Exercise task » Write out, character for character, the line containing "Convert this document image to plain text." and all lines after it up to the end of the listing.

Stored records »
────────────────

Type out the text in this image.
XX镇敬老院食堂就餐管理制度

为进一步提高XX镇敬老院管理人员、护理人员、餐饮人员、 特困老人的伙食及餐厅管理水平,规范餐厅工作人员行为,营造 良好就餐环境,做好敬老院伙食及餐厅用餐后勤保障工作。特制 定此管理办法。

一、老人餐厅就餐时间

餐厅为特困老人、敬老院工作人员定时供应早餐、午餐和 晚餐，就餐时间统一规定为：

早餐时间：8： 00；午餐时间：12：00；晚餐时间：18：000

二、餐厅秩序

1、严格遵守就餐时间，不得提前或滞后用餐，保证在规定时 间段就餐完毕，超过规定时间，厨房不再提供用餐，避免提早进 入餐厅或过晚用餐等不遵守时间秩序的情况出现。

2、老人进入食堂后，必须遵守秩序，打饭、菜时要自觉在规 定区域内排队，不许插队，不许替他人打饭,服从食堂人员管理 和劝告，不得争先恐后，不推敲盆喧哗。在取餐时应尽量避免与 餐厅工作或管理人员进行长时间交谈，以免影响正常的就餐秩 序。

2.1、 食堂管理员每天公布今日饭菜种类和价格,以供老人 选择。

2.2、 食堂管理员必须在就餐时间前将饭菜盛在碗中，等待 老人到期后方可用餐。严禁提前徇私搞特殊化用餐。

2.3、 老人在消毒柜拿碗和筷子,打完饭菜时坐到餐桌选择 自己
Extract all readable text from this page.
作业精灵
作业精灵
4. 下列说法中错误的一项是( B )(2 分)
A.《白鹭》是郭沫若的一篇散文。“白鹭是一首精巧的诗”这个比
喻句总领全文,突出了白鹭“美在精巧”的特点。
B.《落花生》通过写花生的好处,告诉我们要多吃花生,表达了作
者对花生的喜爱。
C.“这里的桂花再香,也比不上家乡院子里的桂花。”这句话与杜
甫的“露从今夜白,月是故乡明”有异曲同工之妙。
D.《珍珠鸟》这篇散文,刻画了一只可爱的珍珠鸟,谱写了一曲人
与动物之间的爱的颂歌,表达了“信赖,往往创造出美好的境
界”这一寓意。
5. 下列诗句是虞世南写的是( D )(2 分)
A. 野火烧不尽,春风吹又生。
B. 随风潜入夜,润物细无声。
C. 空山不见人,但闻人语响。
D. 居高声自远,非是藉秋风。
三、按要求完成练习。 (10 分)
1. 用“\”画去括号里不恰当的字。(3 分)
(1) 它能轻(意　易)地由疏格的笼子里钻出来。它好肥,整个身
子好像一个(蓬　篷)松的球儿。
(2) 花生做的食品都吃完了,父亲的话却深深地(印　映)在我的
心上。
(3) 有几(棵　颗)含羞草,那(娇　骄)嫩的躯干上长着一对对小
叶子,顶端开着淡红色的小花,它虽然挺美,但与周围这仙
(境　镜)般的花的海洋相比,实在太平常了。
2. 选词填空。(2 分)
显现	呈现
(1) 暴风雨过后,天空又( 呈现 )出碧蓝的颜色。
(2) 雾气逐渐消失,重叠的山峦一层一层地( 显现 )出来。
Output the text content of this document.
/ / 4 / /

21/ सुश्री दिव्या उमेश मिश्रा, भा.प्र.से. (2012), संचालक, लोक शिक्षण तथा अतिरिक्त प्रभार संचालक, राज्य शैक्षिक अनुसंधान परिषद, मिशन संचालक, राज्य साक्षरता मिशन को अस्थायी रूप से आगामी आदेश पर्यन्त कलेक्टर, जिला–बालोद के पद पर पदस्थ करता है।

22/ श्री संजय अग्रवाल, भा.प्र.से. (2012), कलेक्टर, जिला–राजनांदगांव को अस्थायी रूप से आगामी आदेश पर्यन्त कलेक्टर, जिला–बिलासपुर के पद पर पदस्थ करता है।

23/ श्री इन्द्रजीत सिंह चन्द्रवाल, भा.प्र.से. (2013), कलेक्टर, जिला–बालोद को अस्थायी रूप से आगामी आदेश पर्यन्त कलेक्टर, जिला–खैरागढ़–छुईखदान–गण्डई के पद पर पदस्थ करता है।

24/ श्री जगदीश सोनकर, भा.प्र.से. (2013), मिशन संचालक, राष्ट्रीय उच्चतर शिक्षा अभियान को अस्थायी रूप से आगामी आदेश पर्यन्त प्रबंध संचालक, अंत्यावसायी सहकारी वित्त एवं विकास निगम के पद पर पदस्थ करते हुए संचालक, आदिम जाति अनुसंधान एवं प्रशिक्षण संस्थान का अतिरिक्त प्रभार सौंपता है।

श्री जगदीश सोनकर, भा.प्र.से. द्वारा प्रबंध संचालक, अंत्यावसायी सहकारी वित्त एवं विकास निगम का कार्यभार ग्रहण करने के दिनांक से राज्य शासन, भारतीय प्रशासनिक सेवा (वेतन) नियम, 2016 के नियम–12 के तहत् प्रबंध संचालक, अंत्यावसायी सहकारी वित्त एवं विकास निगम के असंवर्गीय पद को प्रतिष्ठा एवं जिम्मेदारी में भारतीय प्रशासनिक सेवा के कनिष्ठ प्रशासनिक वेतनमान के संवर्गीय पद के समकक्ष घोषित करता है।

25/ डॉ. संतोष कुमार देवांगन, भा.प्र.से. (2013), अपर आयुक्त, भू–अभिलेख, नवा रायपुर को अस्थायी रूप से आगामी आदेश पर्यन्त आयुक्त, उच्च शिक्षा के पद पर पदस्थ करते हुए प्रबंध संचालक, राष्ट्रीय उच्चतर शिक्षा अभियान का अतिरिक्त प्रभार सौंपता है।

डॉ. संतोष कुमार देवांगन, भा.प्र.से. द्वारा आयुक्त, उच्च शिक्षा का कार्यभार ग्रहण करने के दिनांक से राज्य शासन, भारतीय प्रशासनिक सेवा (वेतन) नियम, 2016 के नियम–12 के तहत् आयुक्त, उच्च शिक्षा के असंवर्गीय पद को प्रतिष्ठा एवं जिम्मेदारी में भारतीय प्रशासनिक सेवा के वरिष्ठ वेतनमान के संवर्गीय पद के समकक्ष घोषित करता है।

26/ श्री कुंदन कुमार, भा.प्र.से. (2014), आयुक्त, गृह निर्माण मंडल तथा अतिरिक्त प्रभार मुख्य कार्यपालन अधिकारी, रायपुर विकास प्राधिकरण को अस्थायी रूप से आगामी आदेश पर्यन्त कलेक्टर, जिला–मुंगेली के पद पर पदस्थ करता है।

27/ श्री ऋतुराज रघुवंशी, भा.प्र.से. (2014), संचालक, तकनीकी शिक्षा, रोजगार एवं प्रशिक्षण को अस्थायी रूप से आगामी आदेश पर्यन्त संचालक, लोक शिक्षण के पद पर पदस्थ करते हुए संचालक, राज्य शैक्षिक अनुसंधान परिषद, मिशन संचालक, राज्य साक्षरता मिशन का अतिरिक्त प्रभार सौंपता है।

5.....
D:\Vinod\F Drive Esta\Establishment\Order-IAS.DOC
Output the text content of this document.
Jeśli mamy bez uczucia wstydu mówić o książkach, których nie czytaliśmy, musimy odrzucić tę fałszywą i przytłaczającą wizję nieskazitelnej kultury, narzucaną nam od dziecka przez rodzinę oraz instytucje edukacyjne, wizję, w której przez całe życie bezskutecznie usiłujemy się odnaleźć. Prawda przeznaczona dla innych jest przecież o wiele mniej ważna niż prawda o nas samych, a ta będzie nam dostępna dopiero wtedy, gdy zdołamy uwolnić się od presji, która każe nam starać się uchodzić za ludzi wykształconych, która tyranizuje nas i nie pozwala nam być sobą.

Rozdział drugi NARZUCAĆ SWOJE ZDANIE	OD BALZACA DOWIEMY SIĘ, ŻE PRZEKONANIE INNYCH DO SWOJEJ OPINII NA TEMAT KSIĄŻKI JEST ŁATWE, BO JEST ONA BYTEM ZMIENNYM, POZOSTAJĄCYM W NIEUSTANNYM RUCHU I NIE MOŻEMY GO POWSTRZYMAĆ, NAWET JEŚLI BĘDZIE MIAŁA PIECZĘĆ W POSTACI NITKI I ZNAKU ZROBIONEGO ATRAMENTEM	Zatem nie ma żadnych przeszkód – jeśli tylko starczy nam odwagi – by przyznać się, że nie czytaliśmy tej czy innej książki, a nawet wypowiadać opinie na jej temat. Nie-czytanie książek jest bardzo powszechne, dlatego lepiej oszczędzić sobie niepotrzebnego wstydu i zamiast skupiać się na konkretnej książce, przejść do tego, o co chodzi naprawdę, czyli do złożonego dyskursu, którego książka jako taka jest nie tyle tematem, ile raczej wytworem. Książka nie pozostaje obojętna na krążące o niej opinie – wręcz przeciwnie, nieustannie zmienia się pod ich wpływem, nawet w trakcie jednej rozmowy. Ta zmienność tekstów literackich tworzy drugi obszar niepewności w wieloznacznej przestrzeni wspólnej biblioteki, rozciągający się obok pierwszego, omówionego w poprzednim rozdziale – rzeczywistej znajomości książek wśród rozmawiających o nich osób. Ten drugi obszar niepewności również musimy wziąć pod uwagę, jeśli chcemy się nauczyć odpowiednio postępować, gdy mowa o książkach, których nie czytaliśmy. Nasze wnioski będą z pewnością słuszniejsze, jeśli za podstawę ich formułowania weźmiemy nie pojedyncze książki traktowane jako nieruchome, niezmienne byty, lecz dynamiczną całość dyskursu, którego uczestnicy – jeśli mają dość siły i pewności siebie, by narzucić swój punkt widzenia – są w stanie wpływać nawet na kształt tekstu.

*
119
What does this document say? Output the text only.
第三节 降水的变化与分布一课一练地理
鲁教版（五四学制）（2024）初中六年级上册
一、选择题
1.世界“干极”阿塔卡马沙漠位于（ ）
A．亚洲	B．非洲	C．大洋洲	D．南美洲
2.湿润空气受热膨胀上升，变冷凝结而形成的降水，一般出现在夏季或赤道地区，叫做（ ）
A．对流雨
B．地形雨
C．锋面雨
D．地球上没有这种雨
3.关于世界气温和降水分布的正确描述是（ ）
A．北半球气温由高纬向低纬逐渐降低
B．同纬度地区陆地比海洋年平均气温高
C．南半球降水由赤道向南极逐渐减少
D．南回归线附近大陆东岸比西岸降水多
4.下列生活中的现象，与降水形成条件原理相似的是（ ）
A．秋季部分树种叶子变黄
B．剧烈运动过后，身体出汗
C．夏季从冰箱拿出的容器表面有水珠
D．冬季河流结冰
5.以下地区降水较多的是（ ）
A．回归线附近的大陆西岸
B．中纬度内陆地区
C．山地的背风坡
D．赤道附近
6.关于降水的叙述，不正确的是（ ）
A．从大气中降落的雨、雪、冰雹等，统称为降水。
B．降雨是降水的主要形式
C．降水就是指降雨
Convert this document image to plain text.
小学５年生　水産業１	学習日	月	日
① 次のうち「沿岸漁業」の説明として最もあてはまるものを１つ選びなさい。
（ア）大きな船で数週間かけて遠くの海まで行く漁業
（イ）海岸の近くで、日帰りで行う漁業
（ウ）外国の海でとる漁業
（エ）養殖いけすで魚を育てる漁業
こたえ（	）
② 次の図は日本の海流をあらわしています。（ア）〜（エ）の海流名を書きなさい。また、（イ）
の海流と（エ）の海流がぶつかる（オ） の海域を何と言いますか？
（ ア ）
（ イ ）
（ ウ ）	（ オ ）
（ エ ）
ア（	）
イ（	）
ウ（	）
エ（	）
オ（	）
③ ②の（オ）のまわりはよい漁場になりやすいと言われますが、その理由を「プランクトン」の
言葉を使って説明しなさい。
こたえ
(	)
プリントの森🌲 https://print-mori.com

────────────────

Exercise solution »
Convert this document image to plain text.
小学５年生　水産業１	学習日	月	日
① 次のうち「沿岸漁業」の説明として最もあてはまるものを１つ選びなさい。
（ア）大きな船で数週間かけて遠くの海まで行く漁業
（イ）海岸の近くで、日帰りで行う漁業
（ウ）外国の海でとる漁業
（エ）養殖いけすで魚を育てる漁業
こたえ（	）
② 次の図は日本の海流をあらわしています。（ア）〜（エ）の海流名を書きなさい。また、（イ）
の海流と（エ）の海流がぶつかる（オ） の海域を何と言いますか？
（ ア ）
（ イ ）
（ ウ ）	（ オ ）
（ エ ）
ア（	）
イ（	）
ウ（	）
エ（	）
オ（	）
③ ②の（オ）のまわりはよい漁場になりやすいと言われますが、その理由を「プランクトン」の
言葉を使って説明しなさい。
こたえ
(	)
プリントの森🌲 https://print-mori.com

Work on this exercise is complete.